Task prompt:
Where a line holds the string "this", return that line.
START
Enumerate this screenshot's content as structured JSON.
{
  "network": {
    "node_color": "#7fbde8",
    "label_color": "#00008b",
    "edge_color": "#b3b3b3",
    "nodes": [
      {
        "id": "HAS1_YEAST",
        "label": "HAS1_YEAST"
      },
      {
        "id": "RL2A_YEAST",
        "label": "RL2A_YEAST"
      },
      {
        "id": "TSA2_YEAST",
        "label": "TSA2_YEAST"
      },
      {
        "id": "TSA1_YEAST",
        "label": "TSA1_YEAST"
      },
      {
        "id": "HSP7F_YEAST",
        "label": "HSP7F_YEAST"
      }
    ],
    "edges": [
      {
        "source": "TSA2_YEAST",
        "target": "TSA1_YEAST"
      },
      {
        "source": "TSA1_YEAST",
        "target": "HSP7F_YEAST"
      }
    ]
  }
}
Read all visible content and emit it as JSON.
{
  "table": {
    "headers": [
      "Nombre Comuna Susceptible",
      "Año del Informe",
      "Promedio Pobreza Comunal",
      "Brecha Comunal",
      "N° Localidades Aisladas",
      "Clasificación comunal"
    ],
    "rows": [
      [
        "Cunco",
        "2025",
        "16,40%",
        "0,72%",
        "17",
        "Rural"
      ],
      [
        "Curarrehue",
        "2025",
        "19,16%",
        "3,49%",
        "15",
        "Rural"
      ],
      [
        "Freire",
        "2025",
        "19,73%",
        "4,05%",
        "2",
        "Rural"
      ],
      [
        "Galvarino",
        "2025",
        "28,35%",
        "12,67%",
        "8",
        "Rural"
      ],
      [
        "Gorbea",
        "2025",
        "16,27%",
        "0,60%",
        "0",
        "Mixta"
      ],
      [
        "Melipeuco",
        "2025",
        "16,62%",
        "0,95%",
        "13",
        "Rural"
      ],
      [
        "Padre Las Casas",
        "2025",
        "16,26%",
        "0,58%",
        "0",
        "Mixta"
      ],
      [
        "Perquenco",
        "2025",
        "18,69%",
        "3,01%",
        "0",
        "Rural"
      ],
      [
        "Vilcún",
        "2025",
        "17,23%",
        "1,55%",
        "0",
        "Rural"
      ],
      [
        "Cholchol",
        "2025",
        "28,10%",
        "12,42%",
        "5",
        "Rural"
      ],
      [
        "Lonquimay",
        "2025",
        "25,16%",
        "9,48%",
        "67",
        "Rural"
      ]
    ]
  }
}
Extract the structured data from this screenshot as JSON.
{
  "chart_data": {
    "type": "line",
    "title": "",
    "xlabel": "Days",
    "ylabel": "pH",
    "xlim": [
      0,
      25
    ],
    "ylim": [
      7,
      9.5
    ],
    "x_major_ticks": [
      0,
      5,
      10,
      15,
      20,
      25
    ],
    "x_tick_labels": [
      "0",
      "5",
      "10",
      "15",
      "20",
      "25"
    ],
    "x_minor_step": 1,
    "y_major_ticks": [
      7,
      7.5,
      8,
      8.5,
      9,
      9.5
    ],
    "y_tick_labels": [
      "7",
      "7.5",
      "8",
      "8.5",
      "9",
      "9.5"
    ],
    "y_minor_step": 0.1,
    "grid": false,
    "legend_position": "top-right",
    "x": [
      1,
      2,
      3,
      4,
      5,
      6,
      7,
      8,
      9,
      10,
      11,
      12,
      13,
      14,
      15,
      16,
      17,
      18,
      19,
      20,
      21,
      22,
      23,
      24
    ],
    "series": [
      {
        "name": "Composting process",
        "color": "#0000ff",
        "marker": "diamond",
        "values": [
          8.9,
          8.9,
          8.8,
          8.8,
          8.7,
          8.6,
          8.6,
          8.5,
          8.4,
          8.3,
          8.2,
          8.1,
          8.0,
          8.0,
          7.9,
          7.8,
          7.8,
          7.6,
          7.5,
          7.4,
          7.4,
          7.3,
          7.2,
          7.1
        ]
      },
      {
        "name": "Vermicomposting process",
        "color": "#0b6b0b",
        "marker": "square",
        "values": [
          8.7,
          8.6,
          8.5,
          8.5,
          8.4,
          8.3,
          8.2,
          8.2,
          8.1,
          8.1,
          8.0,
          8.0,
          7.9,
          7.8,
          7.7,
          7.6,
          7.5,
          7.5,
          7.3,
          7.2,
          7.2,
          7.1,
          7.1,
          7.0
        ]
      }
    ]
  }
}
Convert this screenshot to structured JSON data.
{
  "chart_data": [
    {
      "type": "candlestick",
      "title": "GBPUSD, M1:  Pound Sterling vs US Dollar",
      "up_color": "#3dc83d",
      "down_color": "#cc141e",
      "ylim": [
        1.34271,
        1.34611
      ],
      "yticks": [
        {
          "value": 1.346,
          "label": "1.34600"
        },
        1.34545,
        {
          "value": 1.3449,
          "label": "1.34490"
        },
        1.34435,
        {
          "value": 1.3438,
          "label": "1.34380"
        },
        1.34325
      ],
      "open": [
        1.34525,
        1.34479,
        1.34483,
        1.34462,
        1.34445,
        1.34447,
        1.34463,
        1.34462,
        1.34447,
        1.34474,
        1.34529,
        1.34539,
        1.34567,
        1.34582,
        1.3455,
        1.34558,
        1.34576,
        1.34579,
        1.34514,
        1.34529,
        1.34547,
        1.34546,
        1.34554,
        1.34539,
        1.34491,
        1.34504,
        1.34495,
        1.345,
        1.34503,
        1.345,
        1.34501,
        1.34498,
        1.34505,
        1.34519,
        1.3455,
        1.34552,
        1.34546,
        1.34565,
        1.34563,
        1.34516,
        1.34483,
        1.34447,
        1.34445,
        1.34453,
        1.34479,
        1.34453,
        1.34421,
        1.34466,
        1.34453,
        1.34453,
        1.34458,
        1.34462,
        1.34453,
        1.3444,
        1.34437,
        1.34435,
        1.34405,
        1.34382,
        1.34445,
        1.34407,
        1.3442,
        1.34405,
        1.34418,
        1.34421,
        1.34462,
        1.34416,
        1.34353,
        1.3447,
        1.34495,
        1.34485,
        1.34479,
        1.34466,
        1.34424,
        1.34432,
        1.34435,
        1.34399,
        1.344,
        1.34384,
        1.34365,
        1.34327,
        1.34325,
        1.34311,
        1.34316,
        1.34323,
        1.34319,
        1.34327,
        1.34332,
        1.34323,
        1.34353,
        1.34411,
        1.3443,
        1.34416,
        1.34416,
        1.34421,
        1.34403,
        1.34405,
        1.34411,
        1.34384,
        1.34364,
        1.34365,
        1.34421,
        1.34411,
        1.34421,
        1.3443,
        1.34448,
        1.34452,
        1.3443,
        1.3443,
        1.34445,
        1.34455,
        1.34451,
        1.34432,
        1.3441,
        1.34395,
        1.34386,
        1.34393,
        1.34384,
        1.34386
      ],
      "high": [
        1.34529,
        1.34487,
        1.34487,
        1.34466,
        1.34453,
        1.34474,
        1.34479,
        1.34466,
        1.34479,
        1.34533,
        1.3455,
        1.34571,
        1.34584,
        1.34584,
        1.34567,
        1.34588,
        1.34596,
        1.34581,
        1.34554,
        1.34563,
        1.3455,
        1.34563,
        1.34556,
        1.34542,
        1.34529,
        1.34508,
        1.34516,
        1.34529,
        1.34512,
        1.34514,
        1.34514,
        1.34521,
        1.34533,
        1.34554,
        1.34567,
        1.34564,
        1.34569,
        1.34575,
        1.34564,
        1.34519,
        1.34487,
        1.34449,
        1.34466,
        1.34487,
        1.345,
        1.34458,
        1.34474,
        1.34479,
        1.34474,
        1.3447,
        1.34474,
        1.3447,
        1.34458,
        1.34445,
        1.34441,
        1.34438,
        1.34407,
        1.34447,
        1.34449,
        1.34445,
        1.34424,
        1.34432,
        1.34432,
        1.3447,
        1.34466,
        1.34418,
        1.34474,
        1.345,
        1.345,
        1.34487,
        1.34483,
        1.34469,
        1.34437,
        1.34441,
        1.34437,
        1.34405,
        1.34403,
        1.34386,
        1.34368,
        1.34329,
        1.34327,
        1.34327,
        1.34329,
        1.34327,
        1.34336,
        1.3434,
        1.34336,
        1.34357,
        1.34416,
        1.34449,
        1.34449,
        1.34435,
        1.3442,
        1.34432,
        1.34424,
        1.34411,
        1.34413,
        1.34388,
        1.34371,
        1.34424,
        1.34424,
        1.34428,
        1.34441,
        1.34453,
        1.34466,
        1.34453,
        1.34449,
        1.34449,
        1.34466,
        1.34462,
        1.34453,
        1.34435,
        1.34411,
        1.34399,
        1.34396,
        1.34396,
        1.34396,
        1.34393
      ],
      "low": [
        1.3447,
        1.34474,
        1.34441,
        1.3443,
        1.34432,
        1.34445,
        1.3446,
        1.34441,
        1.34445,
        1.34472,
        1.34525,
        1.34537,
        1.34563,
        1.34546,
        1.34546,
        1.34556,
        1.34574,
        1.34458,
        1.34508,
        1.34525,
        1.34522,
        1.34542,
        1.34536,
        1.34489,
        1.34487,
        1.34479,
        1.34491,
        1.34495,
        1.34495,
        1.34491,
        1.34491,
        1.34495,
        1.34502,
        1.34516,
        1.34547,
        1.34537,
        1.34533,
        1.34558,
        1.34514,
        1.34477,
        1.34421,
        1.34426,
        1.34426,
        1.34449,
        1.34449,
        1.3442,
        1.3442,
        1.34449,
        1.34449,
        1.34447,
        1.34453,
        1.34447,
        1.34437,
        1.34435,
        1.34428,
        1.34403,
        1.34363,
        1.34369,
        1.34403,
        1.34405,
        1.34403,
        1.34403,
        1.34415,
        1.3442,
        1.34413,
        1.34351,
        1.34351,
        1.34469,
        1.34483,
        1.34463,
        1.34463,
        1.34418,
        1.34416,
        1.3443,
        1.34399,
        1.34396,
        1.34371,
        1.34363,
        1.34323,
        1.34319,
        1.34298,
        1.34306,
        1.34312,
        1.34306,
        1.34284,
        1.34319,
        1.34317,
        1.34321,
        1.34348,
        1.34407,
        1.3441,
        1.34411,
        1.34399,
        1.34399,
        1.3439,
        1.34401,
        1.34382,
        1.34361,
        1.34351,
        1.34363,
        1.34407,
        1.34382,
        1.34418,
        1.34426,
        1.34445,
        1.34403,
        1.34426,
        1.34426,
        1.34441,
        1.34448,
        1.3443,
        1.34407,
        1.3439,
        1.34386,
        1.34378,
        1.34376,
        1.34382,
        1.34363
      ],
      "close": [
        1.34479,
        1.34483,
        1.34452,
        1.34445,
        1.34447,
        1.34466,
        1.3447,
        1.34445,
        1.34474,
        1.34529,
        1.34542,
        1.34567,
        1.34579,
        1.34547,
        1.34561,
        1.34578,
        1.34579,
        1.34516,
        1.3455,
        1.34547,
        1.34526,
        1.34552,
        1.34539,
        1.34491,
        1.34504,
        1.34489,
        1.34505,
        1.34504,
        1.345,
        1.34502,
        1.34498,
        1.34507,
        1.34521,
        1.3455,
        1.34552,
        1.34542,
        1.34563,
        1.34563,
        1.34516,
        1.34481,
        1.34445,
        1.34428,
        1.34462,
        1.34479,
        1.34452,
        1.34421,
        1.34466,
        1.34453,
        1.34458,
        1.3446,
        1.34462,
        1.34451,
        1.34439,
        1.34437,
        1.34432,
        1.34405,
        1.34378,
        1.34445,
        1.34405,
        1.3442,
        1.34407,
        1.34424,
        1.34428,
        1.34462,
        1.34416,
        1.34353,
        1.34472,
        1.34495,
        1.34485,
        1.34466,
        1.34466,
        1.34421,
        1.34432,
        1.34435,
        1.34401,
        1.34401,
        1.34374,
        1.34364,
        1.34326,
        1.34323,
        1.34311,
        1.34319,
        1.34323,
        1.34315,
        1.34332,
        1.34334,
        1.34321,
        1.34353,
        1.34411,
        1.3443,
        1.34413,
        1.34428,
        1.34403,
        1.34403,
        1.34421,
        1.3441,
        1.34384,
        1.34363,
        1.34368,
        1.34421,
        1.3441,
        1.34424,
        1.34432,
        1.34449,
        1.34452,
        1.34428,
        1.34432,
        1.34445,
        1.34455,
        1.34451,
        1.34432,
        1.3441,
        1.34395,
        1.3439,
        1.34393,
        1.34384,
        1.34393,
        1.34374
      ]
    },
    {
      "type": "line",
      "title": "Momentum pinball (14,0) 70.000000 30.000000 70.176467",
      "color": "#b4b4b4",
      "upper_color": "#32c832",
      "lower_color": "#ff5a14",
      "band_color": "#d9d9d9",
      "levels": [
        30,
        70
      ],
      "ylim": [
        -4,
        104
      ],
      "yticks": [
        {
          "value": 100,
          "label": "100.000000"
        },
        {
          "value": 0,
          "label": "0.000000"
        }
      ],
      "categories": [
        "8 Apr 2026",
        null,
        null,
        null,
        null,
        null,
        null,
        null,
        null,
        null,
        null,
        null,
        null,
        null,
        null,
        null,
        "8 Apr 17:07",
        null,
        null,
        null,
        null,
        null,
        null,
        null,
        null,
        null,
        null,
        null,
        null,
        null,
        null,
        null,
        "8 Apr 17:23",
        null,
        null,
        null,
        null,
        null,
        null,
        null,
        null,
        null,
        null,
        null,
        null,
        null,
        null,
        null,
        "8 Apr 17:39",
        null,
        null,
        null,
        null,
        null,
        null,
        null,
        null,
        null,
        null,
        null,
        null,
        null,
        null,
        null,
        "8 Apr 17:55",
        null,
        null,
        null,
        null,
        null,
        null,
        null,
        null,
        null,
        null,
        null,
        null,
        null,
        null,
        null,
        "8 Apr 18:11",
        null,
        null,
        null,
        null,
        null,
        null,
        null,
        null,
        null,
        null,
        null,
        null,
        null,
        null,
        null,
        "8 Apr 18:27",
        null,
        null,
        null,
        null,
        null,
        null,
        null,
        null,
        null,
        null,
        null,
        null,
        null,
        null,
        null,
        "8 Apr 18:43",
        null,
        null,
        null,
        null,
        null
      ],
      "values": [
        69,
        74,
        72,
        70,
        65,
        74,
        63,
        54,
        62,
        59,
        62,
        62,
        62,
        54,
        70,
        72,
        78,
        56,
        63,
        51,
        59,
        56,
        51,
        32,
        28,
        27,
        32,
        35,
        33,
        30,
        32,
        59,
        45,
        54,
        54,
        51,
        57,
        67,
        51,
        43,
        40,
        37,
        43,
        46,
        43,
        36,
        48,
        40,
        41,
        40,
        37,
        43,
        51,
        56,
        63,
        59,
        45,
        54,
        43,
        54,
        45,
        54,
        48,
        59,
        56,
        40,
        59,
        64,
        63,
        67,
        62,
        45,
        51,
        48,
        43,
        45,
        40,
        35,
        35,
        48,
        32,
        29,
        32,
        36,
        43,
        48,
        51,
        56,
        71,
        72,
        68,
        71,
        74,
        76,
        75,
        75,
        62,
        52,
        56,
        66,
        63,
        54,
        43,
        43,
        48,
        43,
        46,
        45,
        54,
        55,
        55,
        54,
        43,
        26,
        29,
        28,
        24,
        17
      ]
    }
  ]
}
END
Exercise response:
Enumerate this screenshot's content as structured JSON.
Extract the structured data from this screenshot as JSON.
Convert this screenshot to structured JSON data.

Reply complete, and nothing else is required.